== Record excerpts ==

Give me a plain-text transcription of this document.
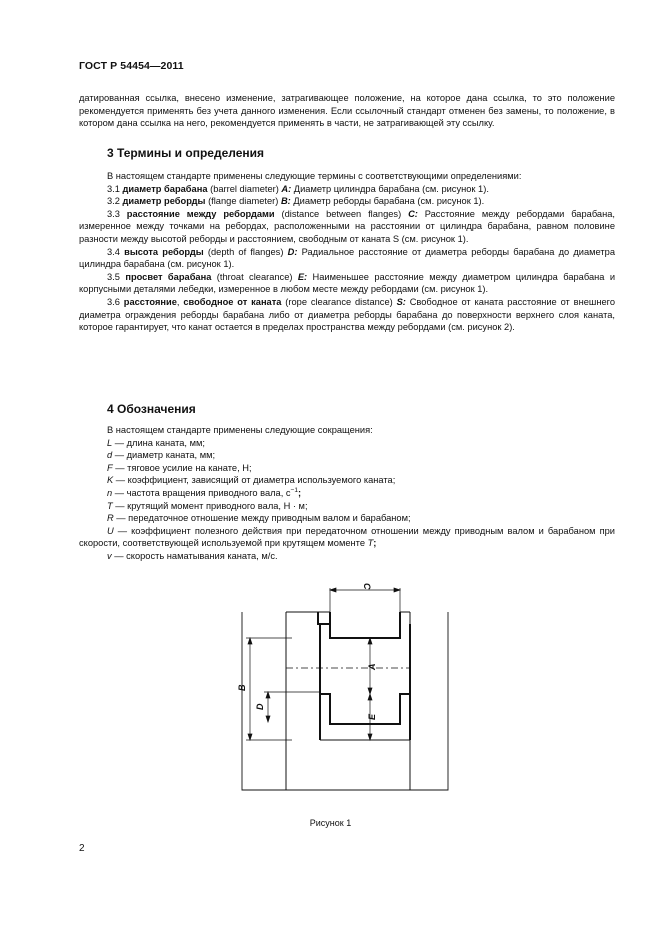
ГОСТ Р 54454—2011

датированная ссылка, внесено изменение, затрагивающее положение, на которое дана ссылка, то это положение рекомендуется применять без учета данного изменения. Если ссылочный стандарт отменен без замены, то положение, в котором дана ссылка на него, рекомендуется применять в части, не затрагивающей эту ссылку.

3 Термины и определения

В настоящем стандарте применены следующие термины с соответствующими определениями:

3.1 диаметр барабана (barrel diameter) A: Диаметр цилиндра барабана (см. рисунок 1).

3.2 диаметр реборды (flange diameter) B: Диаметр реборды барабана (см. рисунок 1).

3.3 расстояние между ребордами (distance between flanges) C: Расстояние между ребордами барабана, измеренное между точками на ребордах, расположенными на расстоянии от цилиндра барабана, равном половине разности между высотой реборды и расстоянием, свободным от каната S (см. рисунок 1).

3.4 высота реборды (depth of flanges) D: Радиальное расстояние от диаметра реборды барабана до диаметра цилиндра барабана (см. рисунок 1).

3.5 просвет барабана (throat clearance) E: Наименьшее расстояние между диаметром цилиндра барабана и корпусными деталями лебедки, измеренное в любом месте между ребордами (см. рисунок 1).

3.6 расстояние, свободное от каната (rope clearance distance) S: Свободное от каната расстояние от внешнего диаметра ограждения реборды барабана либо от диаметра реборды барабана до поверхности верхнего слоя каната, которое гарантирует, что канат остается в пределах пространства между ребордами (см. рисунок 2).

4 Обозначения

В настоящем стандарте применены следующие сокращения:

L — длина каната, мм;

d — диаметр каната, мм;

F — тяговое усилие на канате, Н;

K — коэффициент, зависящий от диаметра используемого каната;

n — частота вращения приводного вала, $с^{-1}$;

T — крутящий момент приводного вала, Н · м;

R — передаточное отношение между приводным валом и барабаном;

U — коэффициент полезного действия при передаточном отношении между приводным валом и барабаном при скорости, соответствующей используемой при крутящем моменте T;

v — скорость наматывания каната, м/с.

C
B
D
A
E
Рисунок 1
2
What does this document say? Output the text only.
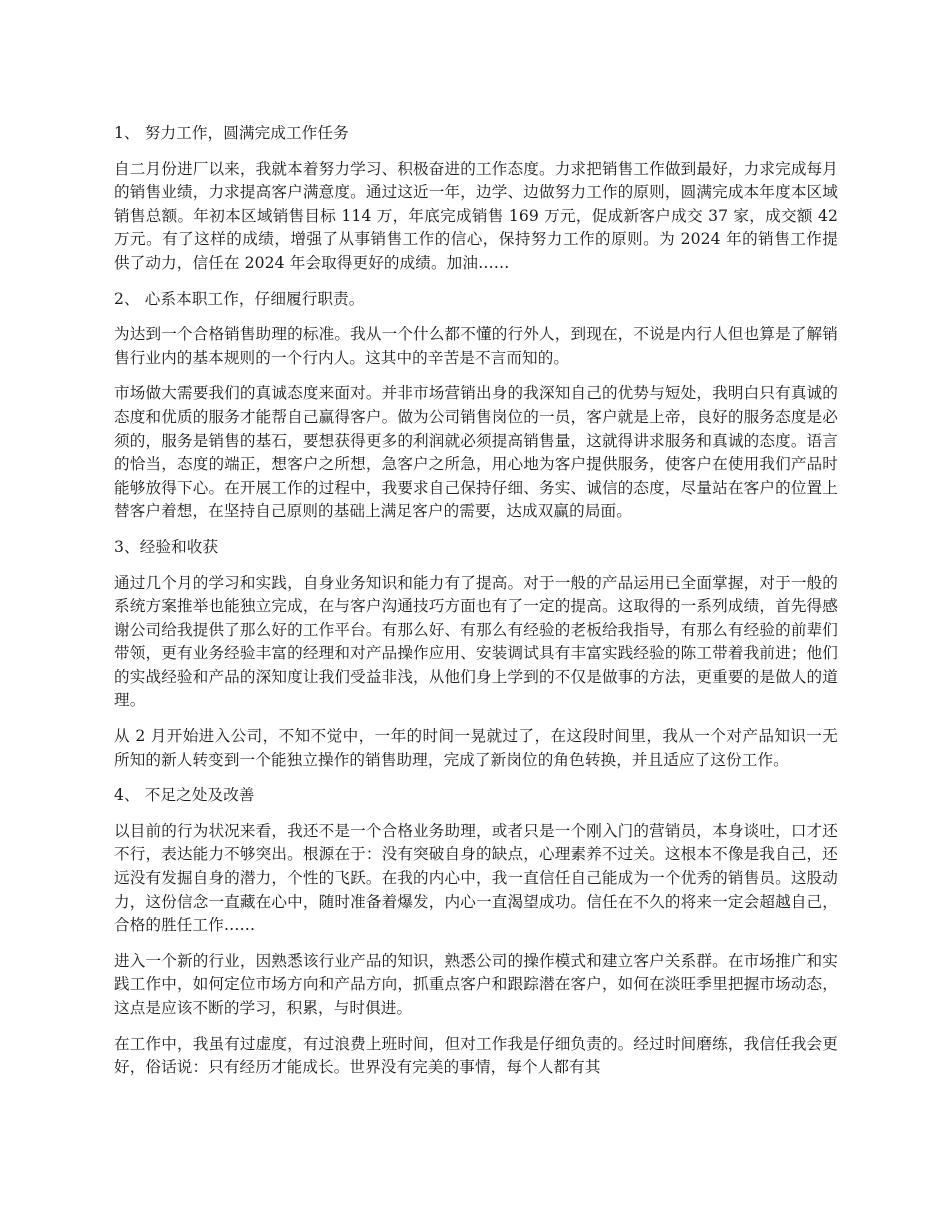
1、 努力工作，圆满完成工作任务
自二月份进厂以来，我就本着努力学习、积极奋进的工作态度。力求把销售工作做到最好，力求完成每月的销售业绩，力求提高客户满意度。通过这近一年，边学、边做努力工作的原则，圆满完成本年度本区域销售总额。年初本区域销售目标 114 万，年底完成销售 169 万元，促成新客户成交 37 家，成交额 42 万元。有了这样的成绩，增强了从事销售工作的信心，保持努力工作的原则。为 2024 年的销售工作提供了动力，信任在 2024 年会取得更好的成绩。加油……
2、 心系本职工作，仔细履行职责。
为达到一个合格销售助理的标准。我从一个什么都不懂的行外人，到现在，不说是内行人但也算是了解销售行业内的基本规则的一个行内人。这其中的辛苦是不言而知的。
市场做大需要我们的真诚态度来面对。并非市场营销出身的我深知自己的优势与短处，我明白只有真诚的态度和优质的服务才能帮自己赢得客户。做为公司销售岗位的一员，客户就是上帝，良好的服务态度是必须的，服务是销售的基石，要想获得更多的利润就必须提高销售量，这就得讲求服务和真诚的态度。语言的恰当，态度的端正，想客户之所想，急客户之所急，用心地为客户提供服务，使客户在使用我们产品时能够放得下心。在开展工作的过程中，我要求自己保持仔细、务实、诚信的态度，尽量站在客户的位置上替客户着想，在坚持自己原则的基础上满足客户的需要，达成双赢的局面。
3、经验和收获
通过几个月的学习和实践，自身业务知识和能力有了提高。对于一般的产品运用已全面掌握，对于一般的系统方案推举也能独立完成，在与客户沟通技巧方面也有了一定的提高。这取得的一系列成绩，首先得感谢公司给我提供了那么好的工作平台。有那么好、有那么有经验的老板给我指导，有那么有经验的前辈们带领，更有业务经验丰富的经理和对产品操作应用、安装调试具有丰富实践经验的陈工带着我前进；他们的实战经验和产品的深知度让我们受益非浅，从他们身上学到的不仅是做事的方法，更重要的是做人的道理。
从 2 月开始进入公司，不知不觉中，一年的时间一晃就过了，在这段时间里，我从一个对产品知识一无所知的新人转变到一个能独立操作的销售助理，完成了新岗位的角色转换，并且适应了这份工作。
4、 不足之处及改善
以目前的行为状况来看，我还不是一个合格业务助理，或者只是一个刚入门的营销员，本身谈吐，口才还不行，表达能力不够突出。根源在于：没有突破自身的缺点，心理素养不过关。这根本不像是我自己，还远没有发掘自身的潜力，个性的飞跃。在我的内心中，我一直信任自己能成为一个优秀的销售员。这股动力，这份信念一直藏在心中，随时准备着爆发，内心一直渴望成功。信任在不久的将来一定会超越自己，合格的胜任工作……
进入一个新的行业，因熟悉该行业产品的知识，熟悉公司的操作模式和建立客户关系群。在市场推广和实践工作中，如何定位市场方向和产品方向，抓重点客户和跟踪潜在客户，如何在淡旺季里把握市场动态，这点是应该不断的学习，积累，与时俱进。
在工作中，我虽有过虚度，有过浪费上班时间，但对工作我是仔细负责的。经过时间磨练，我信任我会更好，俗话说：只有经历才能成长。世界没有完美的事情，每个人都有其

===

**Work required:** Copy the records above exactly, omitting every picture.

**Written answer:**
Give me a plain-text transcription of this document.
ГОСТ Р 54454—2011

датированная ссылка, внесено изменение, затрагивающее положение, на которое дана ссылка, то это положение рекомендуется применять без учета данного изменения. Если ссылочный стандарт отменен без замены, то положение, в котором дана ссылка на него, рекомендуется применять в части, не затрагивающей эту ссылку.

3 Термины и определения

В настоящем стандарте применены следующие термины с соответствующими определениями:

3.1 диаметр барабана (barrel diameter) A: Диаметр цилиндра барабана (см. рисунок 1).

3.2 диаметр реборды (flange diameter) B: Диаметр реборды барабана (см. рисунок 1).

3.3 расстояние между ребордами (distance between flanges) C: Расстояние между ребордами барабана, измеренное между точками на ребордах, расположенными на расстоянии от цилиндра барабана, равном половине разности между высотой реборды и расстоянием, свободным от каната S (см. рисунок 1).

3.4 высота реборды (depth of flanges) D: Радиальное расстояние от диаметра реборды барабана до диаметра цилиндра барабана (см. рисунок 1).

3.5 просвет барабана (throat clearance) E: Наименьшее расстояние между диаметром цилиндра барабана и корпусными деталями лебедки, измеренное в любом месте между ребордами (см. рисунок 1).

3.6 расстояние, свободное от каната (rope clearance distance) S: Свободное от каната расстояние от внешнего диаметра ограждения реборды барабана либо от диаметра реборды барабана до поверхности верхнего слоя каната, которое гарантирует, что канат остается в пределах пространства между ребордами (см. рисунок 2).

4 Обозначения

В настоящем стандарте применены следующие сокращения:

L — длина каната, мм;

d — диаметр каната, мм;

F — тяговое усилие на канате, Н;

K — коэффициент, зависящий от диаметра используемого каната;

n — частота вращения приводного вала, $с^{-1}$;

T — крутящий момент приводного вала, Н · м;

R — передаточное отношение между приводным валом и барабаном;

U — коэффициент полезного действия при передаточном отношении между приводным валом и барабаном при скорости, соответствующей используемой при крутящем моменте T;

v — скорость наматывания каната, м/с.

C
B
D
A
E
Рисунок 1
2
What does this document say? Output the text only.
1、 努力工作，圆满完成工作任务
自二月份进厂以来，我就本着努力学习、积极奋进的工作态度。力求把销售工作做到最好，力求完成每月的销售业绩，力求提高客户满意度。通过这近一年，边学、边做努力工作的原则，圆满完成本年度本区域销售总额。年初本区域销售目标 114 万，年底完成销售 169 万元，促成新客户成交 37 家，成交额 42 万元。有了这样的成绩，增强了从事销售工作的信心，保持努力工作的原则。为 2024 年的销售工作提供了动力，信任在 2024 年会取得更好的成绩。加油……
2、 心系本职工作，仔细履行职责。
为达到一个合格销售助理的标准。我从一个什么都不懂的行外人，到现在，不说是内行人但也算是了解销售行业内的基本规则的一个行内人。这其中的辛苦是不言而知的。
市场做大需要我们的真诚态度来面对。并非市场营销出身的我深知自己的优势与短处，我明白只有真诚的态度和优质的服务才能帮自己赢得客户。做为公司销售岗位的一员，客户就是上帝，良好的服务态度是必须的，服务是销售的基石，要想获得更多的利润就必须提高销售量，这就得讲求服务和真诚的态度。语言的恰当，态度的端正，想客户之所想，急客户之所急，用心地为客户提供服务，使客户在使用我们产品时能够放得下心。在开展工作的过程中，我要求自己保持仔细、务实、诚信的态度，尽量站在客户的位置上替客户着想，在坚持自己原则的基础上满足客户的需要，达成双赢的局面。
3、经验和收获
通过几个月的学习和实践，自身业务知识和能力有了提高。对于一般的产品运用已全面掌握，对于一般的系统方案推举也能独立完成，在与客户沟通技巧方面也有了一定的提高。这取得的一系列成绩，首先得感谢公司给我提供了那么好的工作平台。有那么好、有那么有经验的老板给我指导，有那么有经验的前辈们带领，更有业务经验丰富的经理和对产品操作应用、安装调试具有丰富实践经验的陈工带着我前进；他们的实战经验和产品的深知度让我们受益非浅，从他们身上学到的不仅是做事的方法，更重要的是做人的道理。
从 2 月开始进入公司，不知不觉中，一年的时间一晃就过了，在这段时间里，我从一个对产品知识一无所知的新人转变到一个能独立操作的销售助理，完成了新岗位的角色转换，并且适应了这份工作。
4、 不足之处及改善
以目前的行为状况来看，我还不是一个合格业务助理，或者只是一个刚入门的营销员，本身谈吐，口才还不行，表达能力不够突出。根源在于：没有突破自身的缺点，心理素养不过关。这根本不像是我自己，还远没有发掘自身的潜力，个性的飞跃。在我的内心中，我一直信任自己能成为一个优秀的销售员。这股动力，这份信念一直藏在心中，随时准备着爆发，内心一直渴望成功。信任在不久的将来一定会超越自己，合格的胜任工作……
进入一个新的行业，因熟悉该行业产品的知识，熟悉公司的操作模式和建立客户关系群。在市场推广和实践工作中，如何定位市场方向和产品方向，抓重点客户和跟踪潜在客户，如何在淡旺季里把握市场动态，这点是应该不断的学习，积累，与时俱进。
在工作中，我虽有过虚度，有过浪费上班时间，但对工作我是仔细负责的。经过时间磨练，我信任我会更好，俗话说：只有经历才能成长。世界没有完美的事情，每个人都有其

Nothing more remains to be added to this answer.